Which lines hold the word "classroom"? Copy each of them from the material.

→ Items listed in a dataset:
* START *

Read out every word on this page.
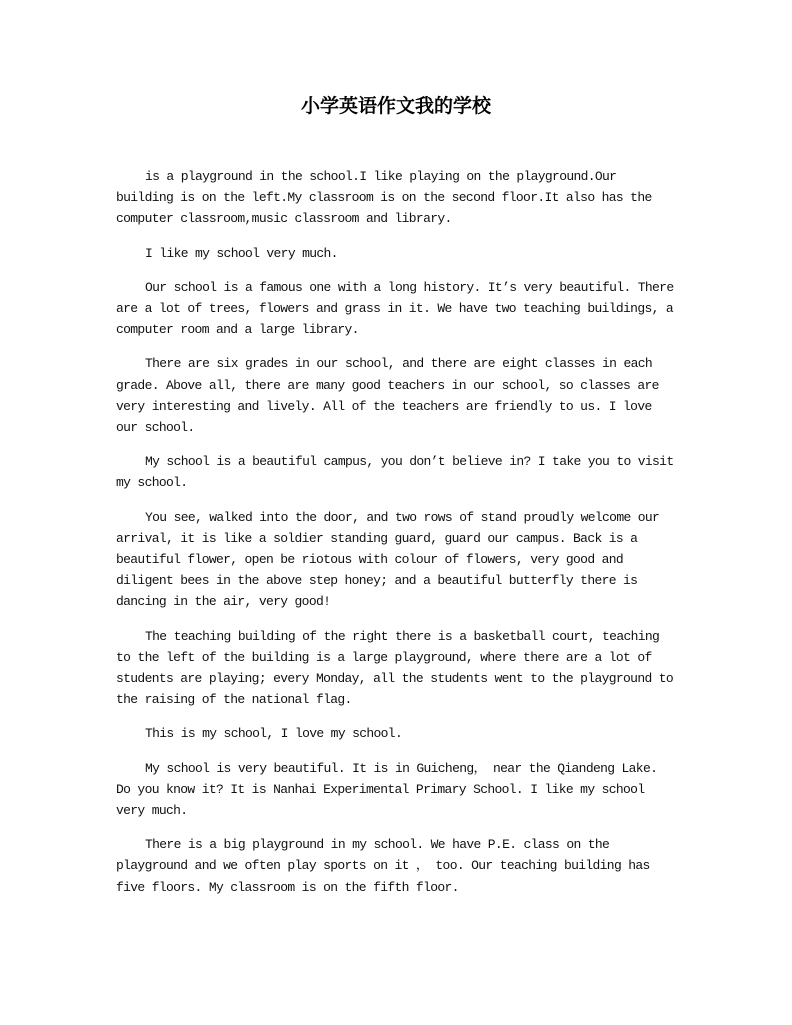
小学英语作文我的学校

is a playground in the school.I like playing on the playground.Our
building is on the left.My classroom is on the second floor.It also has the
computer classroom,music classroom and library.

I like my school very much.

Our school is a famous one with a long history. It’s very beautiful. There
are a lot of trees, flowers and grass in it. We have two teaching buildings, a
computer room and a large library.

There are six grades in our school, and there are eight classes in each
grade. Above all, there are many good teachers in our school, so classes are
very interesting and lively. All of the teachers are friendly to us. I love
our school.

My school is a beautiful campus, you don’t believe in? I take you to visit
my school.

You see, walked into the door, and two rows of stand proudly welcome our
arrival, it is like a soldier standing guard, guard our campus. Back is a
beautiful flower, open be riotous with colour of flowers, very good and
diligent bees in the above step honey; and a beautiful butterfly there is
dancing in the air, very good!

The teaching building of the right there is a basketball court, teaching
to the left of the building is a large playground, where there are a lot of
students are playing; every Monday, all the students went to the playground to
the raising of the national flag.

This is my school, I love my school.

My school is very beautiful. It is in Guicheng， near the Qiandeng Lake.
Do you know it? It is Nanhai Experimental Primary School. I like my school
very much.

There is a big playground in my school. We have P.E. class on the
playground and we often play sports on it ， too. Our teaching building has
five floors. My classroom is on the fifth floor.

* END *

→ The solution:
building is on the left.My classroom is on the second floor.It also has the
computer classroom,music classroom and library.
five floors. My classroom is on the fifth floor.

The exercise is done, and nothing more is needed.